Write each line out exactly, leaving none out.

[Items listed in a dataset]
···

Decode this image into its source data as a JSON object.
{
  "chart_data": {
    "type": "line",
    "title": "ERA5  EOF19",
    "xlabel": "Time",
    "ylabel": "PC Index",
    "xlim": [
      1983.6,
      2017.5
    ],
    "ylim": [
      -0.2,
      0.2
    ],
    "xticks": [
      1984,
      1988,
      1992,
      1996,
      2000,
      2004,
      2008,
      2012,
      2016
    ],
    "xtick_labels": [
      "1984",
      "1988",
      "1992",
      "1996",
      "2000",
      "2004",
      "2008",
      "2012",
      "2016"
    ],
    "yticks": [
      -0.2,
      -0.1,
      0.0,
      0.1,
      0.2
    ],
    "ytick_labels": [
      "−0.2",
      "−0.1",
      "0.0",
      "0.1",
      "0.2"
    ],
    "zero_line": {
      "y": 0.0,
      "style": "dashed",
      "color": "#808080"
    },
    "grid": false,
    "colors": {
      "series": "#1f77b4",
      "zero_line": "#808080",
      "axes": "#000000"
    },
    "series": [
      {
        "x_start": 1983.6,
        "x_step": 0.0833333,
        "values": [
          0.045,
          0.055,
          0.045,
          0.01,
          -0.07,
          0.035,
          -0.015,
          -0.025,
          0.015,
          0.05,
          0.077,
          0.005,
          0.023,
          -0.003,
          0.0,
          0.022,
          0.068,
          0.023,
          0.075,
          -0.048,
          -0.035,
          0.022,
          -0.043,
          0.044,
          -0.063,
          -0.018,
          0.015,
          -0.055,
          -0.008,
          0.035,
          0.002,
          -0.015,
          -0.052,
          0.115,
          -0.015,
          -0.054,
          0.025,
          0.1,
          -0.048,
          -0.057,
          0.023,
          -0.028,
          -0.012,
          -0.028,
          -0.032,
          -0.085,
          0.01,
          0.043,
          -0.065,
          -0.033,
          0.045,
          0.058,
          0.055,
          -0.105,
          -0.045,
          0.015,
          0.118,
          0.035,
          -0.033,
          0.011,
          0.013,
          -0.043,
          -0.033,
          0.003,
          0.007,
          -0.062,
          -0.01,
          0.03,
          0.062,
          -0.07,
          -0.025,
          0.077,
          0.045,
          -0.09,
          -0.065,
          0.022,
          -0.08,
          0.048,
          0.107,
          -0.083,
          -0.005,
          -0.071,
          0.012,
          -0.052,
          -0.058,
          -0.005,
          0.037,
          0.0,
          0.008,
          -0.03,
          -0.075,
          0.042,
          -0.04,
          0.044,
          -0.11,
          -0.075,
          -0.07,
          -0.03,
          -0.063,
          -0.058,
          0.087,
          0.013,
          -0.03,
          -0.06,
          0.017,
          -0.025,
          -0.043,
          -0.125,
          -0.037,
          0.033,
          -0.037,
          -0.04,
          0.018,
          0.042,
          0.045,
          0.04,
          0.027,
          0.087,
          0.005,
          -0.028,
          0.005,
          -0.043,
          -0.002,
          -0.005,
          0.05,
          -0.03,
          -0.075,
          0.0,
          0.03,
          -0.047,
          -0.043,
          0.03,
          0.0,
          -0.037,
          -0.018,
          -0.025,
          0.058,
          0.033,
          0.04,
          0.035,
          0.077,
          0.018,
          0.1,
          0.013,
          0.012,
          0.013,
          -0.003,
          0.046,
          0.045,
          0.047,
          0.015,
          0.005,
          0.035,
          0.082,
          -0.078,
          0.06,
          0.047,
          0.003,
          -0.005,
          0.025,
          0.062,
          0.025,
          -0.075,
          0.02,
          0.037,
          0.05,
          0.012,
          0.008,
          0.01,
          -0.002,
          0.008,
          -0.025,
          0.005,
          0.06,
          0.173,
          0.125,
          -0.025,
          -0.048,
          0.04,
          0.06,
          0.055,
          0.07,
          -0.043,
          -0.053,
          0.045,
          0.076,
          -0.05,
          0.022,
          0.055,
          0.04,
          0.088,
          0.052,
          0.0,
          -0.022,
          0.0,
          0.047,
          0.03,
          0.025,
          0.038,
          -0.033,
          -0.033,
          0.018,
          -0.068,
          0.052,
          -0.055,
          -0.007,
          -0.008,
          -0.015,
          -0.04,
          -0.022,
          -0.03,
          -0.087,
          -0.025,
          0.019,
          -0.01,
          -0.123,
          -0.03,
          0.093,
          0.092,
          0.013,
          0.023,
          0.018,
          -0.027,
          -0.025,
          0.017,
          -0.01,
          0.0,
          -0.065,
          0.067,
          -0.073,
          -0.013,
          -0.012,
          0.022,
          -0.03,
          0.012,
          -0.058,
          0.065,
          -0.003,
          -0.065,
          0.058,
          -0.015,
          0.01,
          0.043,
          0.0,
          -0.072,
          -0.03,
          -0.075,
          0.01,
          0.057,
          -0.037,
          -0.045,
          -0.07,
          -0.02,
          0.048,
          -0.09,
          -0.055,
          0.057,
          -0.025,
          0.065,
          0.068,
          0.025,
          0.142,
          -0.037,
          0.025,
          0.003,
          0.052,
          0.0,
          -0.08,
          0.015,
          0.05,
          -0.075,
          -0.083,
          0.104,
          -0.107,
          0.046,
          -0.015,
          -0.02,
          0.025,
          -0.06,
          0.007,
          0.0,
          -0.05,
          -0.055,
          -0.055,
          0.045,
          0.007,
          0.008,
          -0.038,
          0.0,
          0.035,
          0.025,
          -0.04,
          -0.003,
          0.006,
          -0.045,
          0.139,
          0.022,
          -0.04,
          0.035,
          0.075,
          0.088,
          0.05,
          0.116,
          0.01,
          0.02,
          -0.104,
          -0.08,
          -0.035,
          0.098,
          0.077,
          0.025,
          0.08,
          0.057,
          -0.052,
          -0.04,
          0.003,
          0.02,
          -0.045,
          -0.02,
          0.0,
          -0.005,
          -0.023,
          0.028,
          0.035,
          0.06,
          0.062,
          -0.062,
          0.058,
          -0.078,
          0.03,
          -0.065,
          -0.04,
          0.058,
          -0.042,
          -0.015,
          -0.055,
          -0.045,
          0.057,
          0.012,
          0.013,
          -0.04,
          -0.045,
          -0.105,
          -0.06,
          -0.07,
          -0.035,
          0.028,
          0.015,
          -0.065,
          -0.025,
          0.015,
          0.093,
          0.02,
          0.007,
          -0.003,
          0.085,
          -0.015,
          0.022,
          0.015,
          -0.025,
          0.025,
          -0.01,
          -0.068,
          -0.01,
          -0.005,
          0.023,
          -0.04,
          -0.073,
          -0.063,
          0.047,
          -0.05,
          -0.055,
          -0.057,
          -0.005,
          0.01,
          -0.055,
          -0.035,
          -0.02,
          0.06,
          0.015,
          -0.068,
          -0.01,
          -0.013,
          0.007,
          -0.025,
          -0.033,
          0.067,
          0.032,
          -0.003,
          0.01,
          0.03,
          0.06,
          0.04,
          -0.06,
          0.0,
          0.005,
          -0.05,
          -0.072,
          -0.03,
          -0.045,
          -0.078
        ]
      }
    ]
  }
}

···

### [Response]
Decode this image into its source data as a JSON object.
{
  "chart_data": {
    "type": "line",
    "title": "ERA5  EOF19",
    "xlabel": "Time",
    "ylabel": "PC Index",
    "xlim": [
      1983.6,
      2017.5
    ],
    "ylim": [
      -0.2,
      0.2
    ],
    "xticks": [
      1984,
      1988,
      1992,
      1996,
      2000,
      2004,
      2008,
      2012,
      2016
    ],
    "xtick_labels": [
      "1984",
      "1988",
      "1992",
      "1996",
      "2000",
      "2004",
      "2008",
      "2012",
      "2016"
    ],
    "yticks": [
      -0.2,
      -0.1,
      0.0,
      0.1,
      0.2
    ],
    "ytick_labels": [
      "−0.2",
      "−0.1",
      "0.0",
      "0.1",
      "0.2"
    ],
    "zero_line": {
      "y": 0.0,
      "style": "dashed",
      "color": "#808080"
    },
    "grid": false,
    "colors": {
      "series": "#1f77b4",
      "zero_line": "#808080",
      "axes": "#000000"
    },
    "series": [
      {
        "x_start": 1983.6,
        "x_step": 0.0833333,
        "values": [
          0.045,
          0.055,
          0.045,
          0.01,
          -0.07,
          0.035,
          -0.015,
          -0.025,
          0.015,
          0.05,
          0.077,
          0.005,
          0.023,
          -0.003,
          0.0,
          0.022,
          0.068,
          0.023,
          0.075,
          -0.048,
          -0.035,
          0.022,
          -0.043,
          0.044,
          -0.063,
          -0.018,
          0.015,
          -0.055,
          -0.008,
          0.035,
          0.002,
          -0.015,
          -0.052,
          0.115,
          -0.015,
          -0.054,
          0.025,
          0.1,
          -0.048,
          -0.057,
          0.023,
          -0.028,
          -0.012,
          -0.028,
          -0.032,
          -0.085,
          0.01,
          0.043,
          -0.065,
          -0.033,
          0.045,
          0.058,
          0.055,
          -0.105,
          -0.045,
          0.015,
          0.118,
          0.035,
          -0.033,
          0.011,
          0.013,
          -0.043,
          -0.033,
          0.003,
          0.007,
          -0.062,
          -0.01,
          0.03,
          0.062,
          -0.07,
          -0.025,
          0.077,
          0.045,
          -0.09,
          -0.065,
          0.022,
          -0.08,
          0.048,
          0.107,
          -0.083,
          -0.005,
          -0.071,
          0.012,
          -0.052,
          -0.058,
          -0.005,
          0.037,
          0.0,
          0.008,
          -0.03,
          -0.075,
          0.042,
          -0.04,
          0.044,
          -0.11,
          -0.075,
          -0.07,
          -0.03,
          -0.063,
          -0.058,
          0.087,
          0.013,
          -0.03,
          -0.06,
          0.017,
          -0.025,
          -0.043,
          -0.125,
          -0.037,
          0.033,
          -0.037,
          -0.04,
          0.018,
          0.042,
          0.045,
          0.04,
          0.027,
          0.087,
          0.005,
          -0.028,
          0.005,
          -0.043,
          -0.002,
          -0.005,
          0.05,
          -0.03,
          -0.075,
          0.0,
          0.03,
          -0.047,
          -0.043,
          0.03,
          0.0,
          -0.037,
          -0.018,
          -0.025,
          0.058,
          0.033,
          0.04,
          0.035,
          0.077,
          0.018,
          0.1,
          0.013,
          0.012,
          0.013,
          -0.003,
          0.046,
          0.045,
          0.047,
          0.015,
          0.005,
          0.035,
          0.082,
          -0.078,
          0.06,
          0.047,
          0.003,
          -0.005,
          0.025,
          0.062,
          0.025,
          -0.075,
          0.02,
          0.037,
          0.05,
          0.012,
          0.008,
          0.01,
          -0.002,
          0.008,
          -0.025,
          0.005,
          0.06,
          0.173,
          0.125,
          -0.025,
          -0.048,
          0.04,
          0.06,
          0.055,
          0.07,
          -0.043,
          -0.053,
          0.045,
          0.076,
          -0.05,
          0.022,
          0.055,
          0.04,
          0.088,
          0.052,
          0.0,
          -0.022,
          0.0,
          0.047,
          0.03,
          0.025,
          0.038,
          -0.033,
          -0.033,
          0.018,
          -0.068,
          0.052,
          -0.055,
          -0.007,
          -0.008,
          -0.015,
          -0.04,
          -0.022,
          -0.03,
          -0.087,
          -0.025,
          0.019,
          -0.01,
          -0.123,
          -0.03,
          0.093,
          0.092,
          0.013,
          0.023,
          0.018,
          -0.027,
          -0.025,
          0.017,
          -0.01,
          0.0,
          -0.065,
          0.067,
          -0.073,
          -0.013,
          -0.012,
          0.022,
          -0.03,
          0.012,
          -0.058,
          0.065,
          -0.003,
          -0.065,
          0.058,
          -0.015,
          0.01,
          0.043,
          0.0,
          -0.072,
          -0.03,
          -0.075,
          0.01,
          0.057,
          -0.037,
          -0.045,
          -0.07,
          -0.02,
          0.048,
          -0.09,
          -0.055,
          0.057,
          -0.025,
          0.065,
          0.068,
          0.025,
          0.142,
          -0.037,
          0.025,
          0.003,
          0.052,
          0.0,
          -0.08,
          0.015,
          0.05,
          -0.075,
          -0.083,
          0.104,
          -0.107,
          0.046,
          -0.015,
          -0.02,
          0.025,
          -0.06,
          0.007,
          0.0,
          -0.05,
          -0.055,
          -0.055,
          0.045,
          0.007,
          0.008,
          -0.038,
          0.0,
          0.035,
          0.025,
          -0.04,
          -0.003,
          0.006,
          -0.045,
          0.139,
          0.022,
          -0.04,
          0.035,
          0.075,
          0.088,
          0.05,
          0.116,
          0.01,
          0.02,
          -0.104,
          -0.08,
          -0.035,
          0.098,
          0.077,
          0.025,
          0.08,
          0.057,
          -0.052,
          -0.04,
          0.003,
          0.02,
          -0.045,
          -0.02,
          0.0,
          -0.005,
          -0.023,
          0.028,
          0.035,
          0.06,
          0.062,
          -0.062,
          0.058,
          -0.078,
          0.03,
          -0.065,
          -0.04,
          0.058,
          -0.042,
          -0.015,
          -0.055,
          -0.045,
          0.057,
          0.012,
          0.013,
          -0.04,
          -0.045,
          -0.105,
          -0.06,
          -0.07,
          -0.035,
          0.028,
          0.015,
          -0.065,
          -0.025,
          0.015,
          0.093,
          0.02,
          0.007,
          -0.003,
          0.085,
          -0.015,
          0.022,
          0.015,
          -0.025,
          0.025,
          -0.01,
          -0.068,
          -0.01,
          -0.005,
          0.023,
          -0.04,
          -0.073,
          -0.063,
          0.047,
          -0.05,
          -0.055,
          -0.057,
          -0.005,
          0.01,
          -0.055,
          -0.035,
          -0.02,
          0.06,
          0.015,
          -0.068,
          -0.01,
          -0.013,
          0.007,
          -0.025,
          -0.033,
          0.067,
          0.032,
          -0.003,
          0.01,
          0.03,
          0.06,
          0.04,
          -0.06,
          0.0,
          0.005,
          -0.05,
          -0.072,
          -0.03,
          -0.045,
          -0.078
        ]
      }
    ]
  }
}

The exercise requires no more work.